- THE PROBLEM -
The data must be returned in full and exactly as given.
--- start RECORDS TO PROCESS ---
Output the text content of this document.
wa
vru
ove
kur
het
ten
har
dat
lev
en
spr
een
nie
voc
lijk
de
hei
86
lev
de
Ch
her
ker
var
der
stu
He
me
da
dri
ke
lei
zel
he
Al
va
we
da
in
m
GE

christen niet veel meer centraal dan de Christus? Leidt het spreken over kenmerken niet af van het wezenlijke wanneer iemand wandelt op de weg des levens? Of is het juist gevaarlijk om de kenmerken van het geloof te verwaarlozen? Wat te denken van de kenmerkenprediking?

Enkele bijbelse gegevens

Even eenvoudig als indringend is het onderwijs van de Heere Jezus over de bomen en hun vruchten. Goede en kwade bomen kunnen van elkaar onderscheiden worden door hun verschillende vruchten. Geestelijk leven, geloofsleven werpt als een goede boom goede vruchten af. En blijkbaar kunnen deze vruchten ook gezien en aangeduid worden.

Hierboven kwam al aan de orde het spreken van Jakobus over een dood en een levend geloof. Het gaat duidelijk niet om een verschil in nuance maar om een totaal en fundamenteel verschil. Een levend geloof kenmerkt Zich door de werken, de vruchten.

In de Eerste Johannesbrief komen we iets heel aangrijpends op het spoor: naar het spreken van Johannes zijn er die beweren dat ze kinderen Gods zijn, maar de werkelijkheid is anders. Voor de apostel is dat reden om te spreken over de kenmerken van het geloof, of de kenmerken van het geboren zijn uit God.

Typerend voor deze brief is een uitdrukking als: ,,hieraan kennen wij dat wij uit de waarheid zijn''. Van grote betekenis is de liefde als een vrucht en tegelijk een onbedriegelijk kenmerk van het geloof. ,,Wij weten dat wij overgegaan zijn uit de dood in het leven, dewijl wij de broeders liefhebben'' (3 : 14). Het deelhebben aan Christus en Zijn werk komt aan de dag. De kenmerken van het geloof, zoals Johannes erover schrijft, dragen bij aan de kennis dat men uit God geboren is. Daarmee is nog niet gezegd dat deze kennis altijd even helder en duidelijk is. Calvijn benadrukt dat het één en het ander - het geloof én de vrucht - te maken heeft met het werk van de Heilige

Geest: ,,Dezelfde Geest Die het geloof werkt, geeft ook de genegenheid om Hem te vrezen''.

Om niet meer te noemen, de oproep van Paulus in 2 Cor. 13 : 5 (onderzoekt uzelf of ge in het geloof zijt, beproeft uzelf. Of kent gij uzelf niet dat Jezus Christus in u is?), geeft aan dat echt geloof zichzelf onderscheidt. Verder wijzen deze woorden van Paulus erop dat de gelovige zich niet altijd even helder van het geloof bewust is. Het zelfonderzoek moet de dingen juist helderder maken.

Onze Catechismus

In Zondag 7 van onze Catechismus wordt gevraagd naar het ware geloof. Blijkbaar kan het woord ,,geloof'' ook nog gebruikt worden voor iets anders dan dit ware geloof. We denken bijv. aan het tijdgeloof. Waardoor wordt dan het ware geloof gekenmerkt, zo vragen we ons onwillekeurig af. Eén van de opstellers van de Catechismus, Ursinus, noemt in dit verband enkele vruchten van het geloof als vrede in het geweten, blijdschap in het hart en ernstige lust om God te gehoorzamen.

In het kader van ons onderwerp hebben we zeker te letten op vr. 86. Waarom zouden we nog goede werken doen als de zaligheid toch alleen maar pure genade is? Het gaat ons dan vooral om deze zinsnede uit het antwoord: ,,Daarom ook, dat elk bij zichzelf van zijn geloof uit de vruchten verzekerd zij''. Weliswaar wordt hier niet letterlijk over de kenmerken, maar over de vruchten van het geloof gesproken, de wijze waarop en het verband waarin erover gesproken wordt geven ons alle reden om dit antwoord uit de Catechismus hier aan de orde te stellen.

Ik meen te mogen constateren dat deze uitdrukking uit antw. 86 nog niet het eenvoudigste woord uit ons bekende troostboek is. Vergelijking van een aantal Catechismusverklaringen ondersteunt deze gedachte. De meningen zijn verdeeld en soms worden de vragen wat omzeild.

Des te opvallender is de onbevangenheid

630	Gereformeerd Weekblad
--- end RECORDS TO PROCESS ---
- SOLUTION TO THIS EXERCISE -
Output the text content of this document.
wa
vru
ove
kur
het
ten
har
dat
lev
en
spr
een
nie
voc
lijk
de
hei
86
lev
de
Ch
her
ker
var
der
stu
He
me
da
dri
ke
lei
zel
he
Al
va
we
da
in
m
GE

christen niet veel meer centraal dan de Christus? Leidt het spreken over kenmerken niet af van het wezenlijke wanneer iemand wandelt op de weg des levens? Of is het juist gevaarlijk om de kenmerken van het geloof te verwaarlozen? Wat te denken van de kenmerkenprediking?

Enkele bijbelse gegevens

Even eenvoudig als indringend is het onderwijs van de Heere Jezus over de bomen en hun vruchten. Goede en kwade bomen kunnen van elkaar onderscheiden worden door hun verschillende vruchten. Geestelijk leven, geloofsleven werpt als een goede boom goede vruchten af. En blijkbaar kunnen deze vruchten ook gezien en aangeduid worden.

Hierboven kwam al aan de orde het spreken van Jakobus over een dood en een levend geloof. Het gaat duidelijk niet om een verschil in nuance maar om een totaal en fundamenteel verschil. Een levend geloof kenmerkt Zich door de werken, de vruchten.

In de Eerste Johannesbrief komen we iets heel aangrijpends op het spoor: naar het spreken van Johannes zijn er die beweren dat ze kinderen Gods zijn, maar de werkelijkheid is anders. Voor de apostel is dat reden om te spreken over de kenmerken van het geloof, of de kenmerken van het geboren zijn uit God.

Typerend voor deze brief is een uitdrukking als: ,,hieraan kennen wij dat wij uit de waarheid zijn''. Van grote betekenis is de liefde als een vrucht en tegelijk een onbedriegelijk kenmerk van het geloof. ,,Wij weten dat wij overgegaan zijn uit de dood in het leven, dewijl wij de broeders liefhebben'' (3 : 14). Het deelhebben aan Christus en Zijn werk komt aan de dag. De kenmerken van het geloof, zoals Johannes erover schrijft, dragen bij aan de kennis dat men uit God geboren is. Daarmee is nog niet gezegd dat deze kennis altijd even helder en duidelijk is. Calvijn benadrukt dat het één en het ander - het geloof én de vrucht - te maken heeft met het werk van de Heilige

Geest: ,,Dezelfde Geest Die het geloof werkt, geeft ook de genegenheid om Hem te vrezen''.

Om niet meer te noemen, de oproep van Paulus in 2 Cor. 13 : 5 (onderzoekt uzelf of ge in het geloof zijt, beproeft uzelf. Of kent gij uzelf niet dat Jezus Christus in u is?), geeft aan dat echt geloof zichzelf onderscheidt. Verder wijzen deze woorden van Paulus erop dat de gelovige zich niet altijd even helder van het geloof bewust is. Het zelfonderzoek moet de dingen juist helderder maken.

Onze Catechismus

In Zondag 7 van onze Catechismus wordt gevraagd naar het ware geloof. Blijkbaar kan het woord ,,geloof'' ook nog gebruikt worden voor iets anders dan dit ware geloof. We denken bijv. aan het tijdgeloof. Waardoor wordt dan het ware geloof gekenmerkt, zo vragen we ons onwillekeurig af. Eén van de opstellers van de Catechismus, Ursinus, noemt in dit verband enkele vruchten van het geloof als vrede in het geweten, blijdschap in het hart en ernstige lust om God te gehoorzamen.

In het kader van ons onderwerp hebben we zeker te letten op vr. 86. Waarom zouden we nog goede werken doen als de zaligheid toch alleen maar pure genade is? Het gaat ons dan vooral om deze zinsnede uit het antwoord: ,,Daarom ook, dat elk bij zichzelf van zijn geloof uit de vruchten verzekerd zij''. Weliswaar wordt hier niet letterlijk over de kenmerken, maar over de vruchten van het geloof gesproken, de wijze waarop en het verband waarin erover gesproken wordt geven ons alle reden om dit antwoord uit de Catechismus hier aan de orde te stellen.

Ik meen te mogen constateren dat deze uitdrukking uit antw. 86 nog niet het eenvoudigste woord uit ons bekende troostboek is. Vergelijking van een aantal Catechismusverklaringen ondersteunt deze gedachte. De meningen zijn verdeeld en soms worden de vragen wat omzeild.

Des te opvallender is de onbevangenheid

630	Gereformeerd Weekblad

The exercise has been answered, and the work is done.